(Excerpts from a figure dataset)
---

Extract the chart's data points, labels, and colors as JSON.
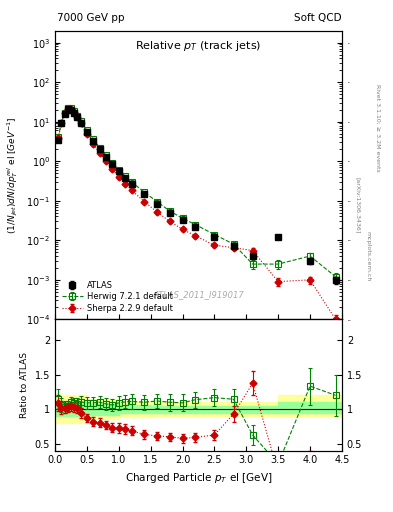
{
  "title_main": "Relative p_{T} (track jets)",
  "header_left": "7000 GeV pp",
  "header_right": "Soft QCD",
  "right_label": "Rivet 3.1.10; ≥ 3.2M events",
  "arxiv_label": "[arXiv:1306.3436]",
  "mcplots_label": "mcplots.cern.ch",
  "watermark": "ATLAS_2011_I919017",
  "xlabel": "Charged Particle p_{T} el [GeV]",
  "ylabel_main": "(1/Njet)dN/dp^{rel}_{T} el [GeV^{-1}]",
  "ylabel_ratio": "Ratio to ATLAS",
  "xlim": [
    0,
    4.5
  ],
  "ylim_main": [
    0.0001,
    2000
  ],
  "ylim_ratio": [
    0.4,
    2.3
  ],
  "atlas_x": [
    0.05,
    0.1,
    0.15,
    0.2,
    0.25,
    0.3,
    0.35,
    0.4,
    0.5,
    0.6,
    0.7,
    0.8,
    0.9,
    1.0,
    1.1,
    1.2,
    1.4,
    1.6,
    1.8,
    2.0,
    2.2,
    2.5,
    2.8,
    3.1,
    3.5,
    4.0,
    4.4
  ],
  "atlas_y": [
    3.5,
    9.0,
    16.0,
    21.0,
    20.0,
    17.0,
    13.0,
    9.5,
    5.5,
    3.3,
    2.0,
    1.3,
    0.85,
    0.55,
    0.38,
    0.27,
    0.15,
    0.085,
    0.05,
    0.033,
    0.022,
    0.012,
    0.007,
    0.004,
    0.012,
    0.003,
    0.001
  ],
  "atlas_yerr": [
    0.4,
    0.8,
    1.2,
    1.5,
    1.4,
    1.2,
    1.0,
    0.7,
    0.4,
    0.25,
    0.15,
    0.1,
    0.07,
    0.05,
    0.03,
    0.025,
    0.015,
    0.008,
    0.005,
    0.003,
    0.002,
    0.001,
    0.001,
    0.0005,
    0.001,
    0.0005,
    0.0002
  ],
  "herwig_x": [
    0.05,
    0.1,
    0.15,
    0.2,
    0.25,
    0.3,
    0.35,
    0.4,
    0.5,
    0.6,
    0.7,
    0.8,
    0.9,
    1.0,
    1.1,
    1.2,
    1.4,
    1.6,
    1.8,
    2.0,
    2.2,
    2.5,
    2.8,
    3.1,
    3.5,
    4.0,
    4.4
  ],
  "herwig_y": [
    4.0,
    9.5,
    16.5,
    22.0,
    22.0,
    18.5,
    14.0,
    10.5,
    6.0,
    3.6,
    2.2,
    1.4,
    0.9,
    0.6,
    0.42,
    0.3,
    0.165,
    0.095,
    0.055,
    0.036,
    0.025,
    0.014,
    0.008,
    0.0025,
    0.0025,
    0.004,
    0.0012
  ],
  "herwig_yerr": [
    0.5,
    0.9,
    1.3,
    1.6,
    1.5,
    1.3,
    1.1,
    0.8,
    0.45,
    0.28,
    0.17,
    0.11,
    0.075,
    0.055,
    0.035,
    0.028,
    0.016,
    0.009,
    0.006,
    0.004,
    0.0025,
    0.0015,
    0.001,
    0.0006,
    0.0006,
    0.0008,
    0.0003
  ],
  "sherpa_x": [
    0.05,
    0.1,
    0.15,
    0.2,
    0.25,
    0.3,
    0.35,
    0.4,
    0.5,
    0.6,
    0.7,
    0.8,
    0.9,
    1.0,
    1.1,
    1.2,
    1.4,
    1.6,
    1.8,
    2.0,
    2.2,
    2.5,
    2.8,
    3.1,
    3.5,
    4.0,
    4.4
  ],
  "sherpa_y": [
    3.8,
    9.2,
    16.2,
    21.5,
    20.8,
    17.5,
    13.2,
    9.0,
    4.8,
    2.7,
    1.6,
    1.0,
    0.62,
    0.4,
    0.27,
    0.185,
    0.095,
    0.052,
    0.03,
    0.019,
    0.013,
    0.0075,
    0.0065,
    0.0055,
    0.0009,
    0.001,
    0.0001
  ],
  "sherpa_yerr": [
    0.4,
    0.8,
    1.2,
    1.5,
    1.4,
    1.2,
    1.0,
    0.7,
    0.35,
    0.22,
    0.13,
    0.08,
    0.055,
    0.038,
    0.026,
    0.018,
    0.009,
    0.005,
    0.003,
    0.002,
    0.0015,
    0.0009,
    0.0008,
    0.0007,
    0.0002,
    0.0002,
    3e-05
  ],
  "band_x": [
    0.0,
    0.5,
    1.0,
    1.5,
    2.0,
    2.5,
    3.0,
    3.5,
    4.0,
    4.5
  ],
  "band_green_lo": [
    0.9,
    0.92,
    0.94,
    0.95,
    0.95,
    0.95,
    0.95,
    0.95,
    0.95,
    0.95
  ],
  "band_green_hi": [
    1.1,
    1.08,
    1.06,
    1.05,
    1.05,
    1.05,
    1.05,
    1.1,
    1.1,
    1.1
  ],
  "band_yellow_lo": [
    0.8,
    0.85,
    0.88,
    0.9,
    0.9,
    0.9,
    0.9,
    0.9,
    0.9,
    0.9
  ],
  "band_yellow_hi": [
    1.2,
    1.15,
    1.12,
    1.1,
    1.1,
    1.1,
    1.1,
    1.2,
    1.2,
    1.2
  ],
  "atlas_color": "#000000",
  "herwig_color": "#008000",
  "sherpa_color": "#cc0000",
  "legend_entries": [
    "ATLAS",
    "Herwig 7.2.1 default",
    "Sherpa 2.2.9 default"
  ]
}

---

Set task:
Every line of text is to be repeated exactly; pictures are left out.

Complete output:
Extract the chart's data points, labels, and colors as JSON.
{
  "title_main": "Relative p_{T} (track jets)",
  "header_left": "7000 GeV pp",
  "header_right": "Soft QCD",
  "right_label": "Rivet 3.1.10; ≥ 3.2M events",
  "arxiv_label": "[arXiv:1306.3436]",
  "mcplots_label": "mcplots.cern.ch",
  "watermark": "ATLAS_2011_I919017",
  "xlabel": "Charged Particle p_{T} el [GeV]",
  "ylabel_main": "(1/Njet)dN/dp^{rel}_{T} el [GeV^{-1}]",
  "ylabel_ratio": "Ratio to ATLAS",
  "xlim": [
    0,
    4.5
  ],
  "ylim_main": [
    0.0001,
    2000
  ],
  "ylim_ratio": [
    0.4,
    2.3
  ],
  "atlas_x": [
    0.05,
    0.1,
    0.15,
    0.2,
    0.25,
    0.3,
    0.35,
    0.4,
    0.5,
    0.6,
    0.7,
    0.8,
    0.9,
    1.0,
    1.1,
    1.2,
    1.4,
    1.6,
    1.8,
    2.0,
    2.2,
    2.5,
    2.8,
    3.1,
    3.5,
    4.0,
    4.4
  ],
  "atlas_y": [
    3.5,
    9.0,
    16.0,
    21.0,
    20.0,
    17.0,
    13.0,
    9.5,
    5.5,
    3.3,
    2.0,
    1.3,
    0.85,
    0.55,
    0.38,
    0.27,
    0.15,
    0.085,
    0.05,
    0.033,
    0.022,
    0.012,
    0.007,
    0.004,
    0.012,
    0.003,
    0.001
  ],
  "atlas_yerr": [
    0.4,
    0.8,
    1.2,
    1.5,
    1.4,
    1.2,
    1.0,
    0.7,
    0.4,
    0.25,
    0.15,
    0.1,
    0.07,
    0.05,
    0.03,
    0.025,
    0.015,
    0.008,
    0.005,
    0.003,
    0.002,
    0.001,
    0.001,
    0.0005,
    0.001,
    0.0005,
    0.0002
  ],
  "herwig_x": [
    0.05,
    0.1,
    0.15,
    0.2,
    0.25,
    0.3,
    0.35,
    0.4,
    0.5,
    0.6,
    0.7,
    0.8,
    0.9,
    1.0,
    1.1,
    1.2,
    1.4,
    1.6,
    1.8,
    2.0,
    2.2,
    2.5,
    2.8,
    3.1,
    3.5,
    4.0,
    4.4
  ],
  "herwig_y": [
    4.0,
    9.5,
    16.5,
    22.0,
    22.0,
    18.5,
    14.0,
    10.5,
    6.0,
    3.6,
    2.2,
    1.4,
    0.9,
    0.6,
    0.42,
    0.3,
    0.165,
    0.095,
    0.055,
    0.036,
    0.025,
    0.014,
    0.008,
    0.0025,
    0.0025,
    0.004,
    0.0012
  ],
  "herwig_yerr": [
    0.5,
    0.9,
    1.3,
    1.6,
    1.5,
    1.3,
    1.1,
    0.8,
    0.45,
    0.28,
    0.17,
    0.11,
    0.075,
    0.055,
    0.035,
    0.028,
    0.016,
    0.009,
    0.006,
    0.004,
    0.0025,
    0.0015,
    0.001,
    0.0006,
    0.0006,
    0.0008,
    0.0003
  ],
  "sherpa_x": [
    0.05,
    0.1,
    0.15,
    0.2,
    0.25,
    0.3,
    0.35,
    0.4,
    0.5,
    0.6,
    0.7,
    0.8,
    0.9,
    1.0,
    1.1,
    1.2,
    1.4,
    1.6,
    1.8,
    2.0,
    2.2,
    2.5,
    2.8,
    3.1,
    3.5,
    4.0,
    4.4
  ],
  "sherpa_y": [
    3.8,
    9.2,
    16.2,
    21.5,
    20.8,
    17.5,
    13.2,
    9.0,
    4.8,
    2.7,
    1.6,
    1.0,
    0.62,
    0.4,
    0.27,
    0.185,
    0.095,
    0.052,
    0.03,
    0.019,
    0.013,
    0.0075,
    0.0065,
    0.0055,
    0.0009,
    0.001,
    0.0001
  ],
  "sherpa_yerr": [
    0.4,
    0.8,
    1.2,
    1.5,
    1.4,
    1.2,
    1.0,
    0.7,
    0.35,
    0.22,
    0.13,
    0.08,
    0.055,
    0.038,
    0.026,
    0.018,
    0.009,
    0.005,
    0.003,
    0.002,
    0.0015,
    0.0009,
    0.0008,
    0.0007,
    0.0002,
    0.0002,
    3e-05
  ],
  "band_x": [
    0.0,
    0.5,
    1.0,
    1.5,
    2.0,
    2.5,
    3.0,
    3.5,
    4.0,
    4.5
  ],
  "band_green_lo": [
    0.9,
    0.92,
    0.94,
    0.95,
    0.95,
    0.95,
    0.95,
    0.95,
    0.95,
    0.95
  ],
  "band_green_hi": [
    1.1,
    1.08,
    1.06,
    1.05,
    1.05,
    1.05,
    1.05,
    1.1,
    1.1,
    1.1
  ],
  "band_yellow_lo": [
    0.8,
    0.85,
    0.88,
    0.9,
    0.9,
    0.9,
    0.9,
    0.9,
    0.9,
    0.9
  ],
  "band_yellow_hi": [
    1.2,
    1.15,
    1.12,
    1.1,
    1.1,
    1.1,
    1.1,
    1.2,
    1.2,
    1.2
  ],
  "atlas_color": "#000000",
  "herwig_color": "#008000",
  "sherpa_color": "#cc0000",
  "legend_entries": [
    "ATLAS",
    "Herwig 7.2.1 default",
    "Sherpa 2.2.9 default"
  ]
}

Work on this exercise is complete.